> [WRITTEN REQUEST]:
Exclude all pictures, then copy each of the records exactly as written.
>>>>>
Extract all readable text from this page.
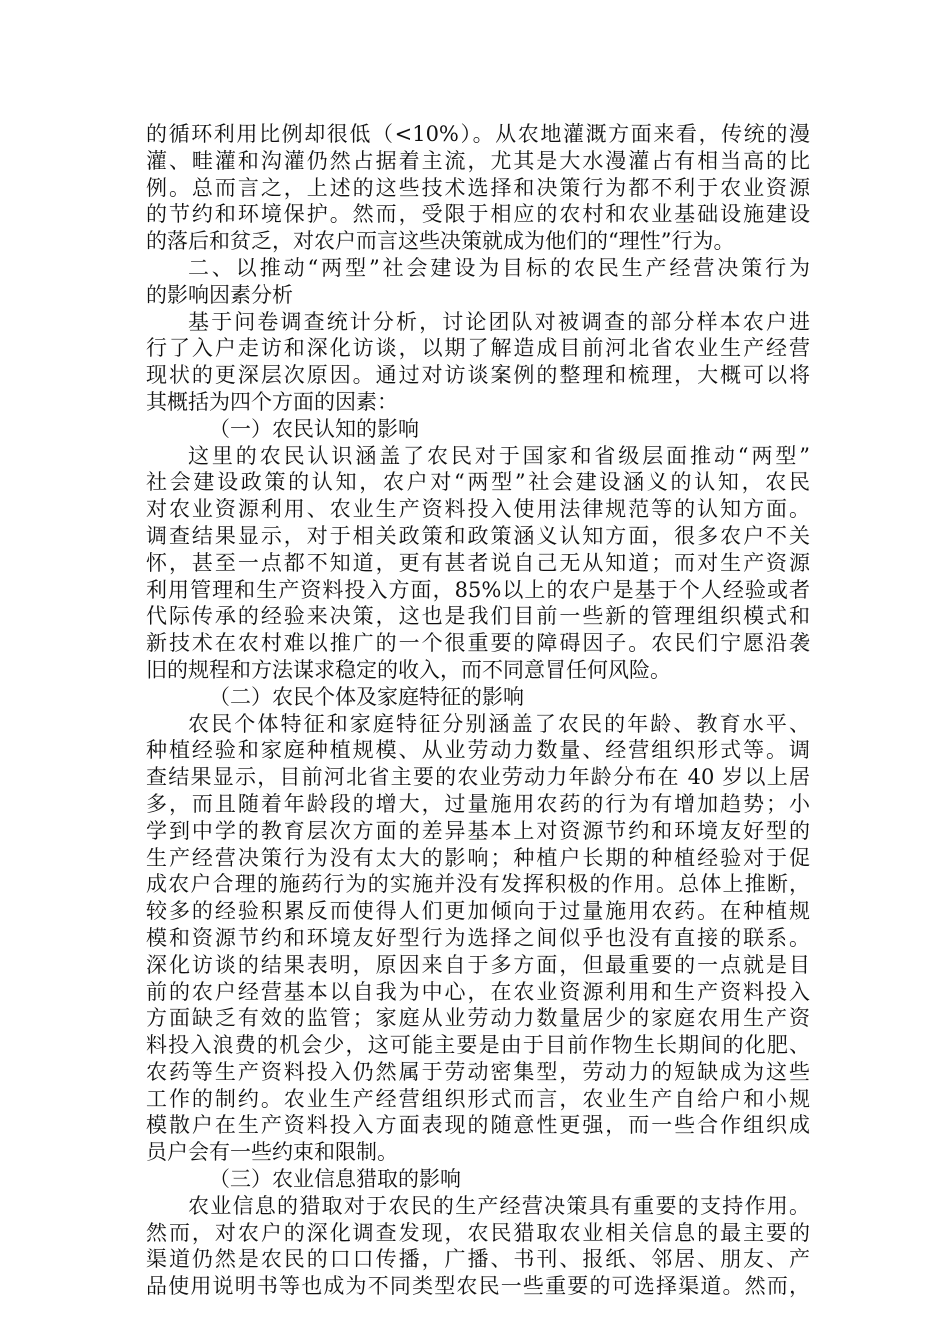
的循环利用比例却很低（<10%）。从农地灌溉方面来看，传统的漫
灌、畦灌和沟灌仍然占据着主流，尤其是大水漫灌占有相当高的比
例。总而言之，上述的这些技术选择和决策行为都不利于农业资源
的节约和环境保护。然而，受限于相应的农村和农业基础设施建设
的落后和贫乏，对农户而言这些决策就成为他们的“理性”行为。
二、以推动“两型”社会建设为目标的农民生产经营决策行为
的影响因素分析
基于问卷调查统计分析，讨论团队对被调查的部分样本农户进
行了入户走访和深化访谈，以期了解造成目前河北省农业生产经营
现状的更深层次原因。通过对访谈案例的整理和梳理，大概可以将
其概括为四个方面的因素：
（一）农民认知的影响
这里的农民认识涵盖了农民对于国家和省级层面推动“两型”
社会建设政策的认知，农户对“两型”社会建设涵义的认知，农民
对农业资源利用、农业生产资料投入使用法律规范等的认知方面。
调查结果显示，对于相关政策和政策涵义认知方面，很多农户不关
怀，甚至一点都不知道，更有甚者说自己无从知道；而对生产资源
利用管理和生产资料投入方面，85%以上的农户是基于个人经验或者
代际传承的经验来决策，这也是我们目前一些新的管理组织模式和
新技术在农村难以推广的一个很重要的障碍因子。农民们宁愿沿袭
旧的规程和方法谋求稳定的收入，而不同意冒任何风险。
（二）农民个体及家庭特征的影响
农民个体特征和家庭特征分别涵盖了农民的年龄、教育水平、
种植经验和家庭种植规模、从业劳动力数量、经营组织形式等。调
查结果显示，目前河北省主要的农业劳动力年龄分布在 40 岁以上居
多，而且随着年龄段的增大，过量施用农药的行为有增加趋势；小
学到中学的教育层次方面的差异基本上对资源节约和环境友好型的
生产经营决策行为没有太大的影响；种植户长期的种植经验对于促
成农户合理的施药行为的实施并没有发挥积极的作用。总体上推断，
较多的经验积累反而使得人们更加倾向于过量施用农药。在种植规
模和资源节约和环境友好型行为选择之间似乎也没有直接的联系。
深化访谈的结果表明，原因来自于多方面，但最重要的一点就是目
前的农户经营基本以自我为中心，在农业资源利用和生产资料投入
方面缺乏有效的监管；家庭从业劳动力数量居少的家庭农用生产资
料投入浪费的机会少，这可能主要是由于目前作物生长期间的化肥、
农药等生产资料投入仍然属于劳动密集型，劳动力的短缺成为这些
工作的制约。农业生产经营组织形式而言，农业生产自给户和小规
模散户在生产资料投入方面表现的随意性更强，而一些合作组织成
员户会有一些约束和限制。
（三）农业信息猎取的影响
农业信息的猎取对于农民的生产经营决策具有重要的支持作用。
然而，对农户的深化调查发现，农民猎取农业相关信息的最主要的
渠道仍然是农民的口口传播，广播、书刊、报纸、邻居、朋友、产
品使用说明书等也成为不同类型农民一些重要的可选择渠道。然而，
<<<<<
> [ANSWER TO THIS TASK]:
Extract all readable text from this page.
的循环利用比例却很低（<10%）。从农地灌溉方面来看，传统的漫
灌、畦灌和沟灌仍然占据着主流，尤其是大水漫灌占有相当高的比
例。总而言之，上述的这些技术选择和决策行为都不利于农业资源
的节约和环境保护。然而，受限于相应的农村和农业基础设施建设
的落后和贫乏，对农户而言这些决策就成为他们的“理性”行为。
二、以推动“两型”社会建设为目标的农民生产经营决策行为
的影响因素分析
基于问卷调查统计分析，讨论团队对被调查的部分样本农户进
行了入户走访和深化访谈，以期了解造成目前河北省农业生产经营
现状的更深层次原因。通过对访谈案例的整理和梳理，大概可以将
其概括为四个方面的因素：
（一）农民认知的影响
这里的农民认识涵盖了农民对于国家和省级层面推动“两型”
社会建设政策的认知，农户对“两型”社会建设涵义的认知，农民
对农业资源利用、农业生产资料投入使用法律规范等的认知方面。
调查结果显示，对于相关政策和政策涵义认知方面，很多农户不关
怀，甚至一点都不知道，更有甚者说自己无从知道；而对生产资源
利用管理和生产资料投入方面，85%以上的农户是基于个人经验或者
代际传承的经验来决策，这也是我们目前一些新的管理组织模式和
新技术在农村难以推广的一个很重要的障碍因子。农民们宁愿沿袭
旧的规程和方法谋求稳定的收入，而不同意冒任何风险。
（二）农民个体及家庭特征的影响
农民个体特征和家庭特征分别涵盖了农民的年龄、教育水平、
种植经验和家庭种植规模、从业劳动力数量、经营组织形式等。调
查结果显示，目前河北省主要的农业劳动力年龄分布在 40 岁以上居
多，而且随着年龄段的增大，过量施用农药的行为有增加趋势；小
学到中学的教育层次方面的差异基本上对资源节约和环境友好型的
生产经营决策行为没有太大的影响；种植户长期的种植经验对于促
成农户合理的施药行为的实施并没有发挥积极的作用。总体上推断，
较多的经验积累反而使得人们更加倾向于过量施用农药。在种植规
模和资源节约和环境友好型行为选择之间似乎也没有直接的联系。
深化访谈的结果表明，原因来自于多方面，但最重要的一点就是目
前的农户经营基本以自我为中心，在农业资源利用和生产资料投入
方面缺乏有效的监管；家庭从业劳动力数量居少的家庭农用生产资
料投入浪费的机会少，这可能主要是由于目前作物生长期间的化肥、
农药等生产资料投入仍然属于劳动密集型，劳动力的短缺成为这些
工作的制约。农业生产经营组织形式而言，农业生产自给户和小规
模散户在生产资料投入方面表现的随意性更强，而一些合作组织成
员户会有一些约束和限制。
（三）农业信息猎取的影响
农业信息的猎取对于农民的生产经营决策具有重要的支持作用。
然而，对农户的深化调查发现，农民猎取农业相关信息的最主要的
渠道仍然是农民的口口传播，广播、书刊、报纸、邻居、朋友、产
品使用说明书等也成为不同类型农民一些重要的可选择渠道。然而，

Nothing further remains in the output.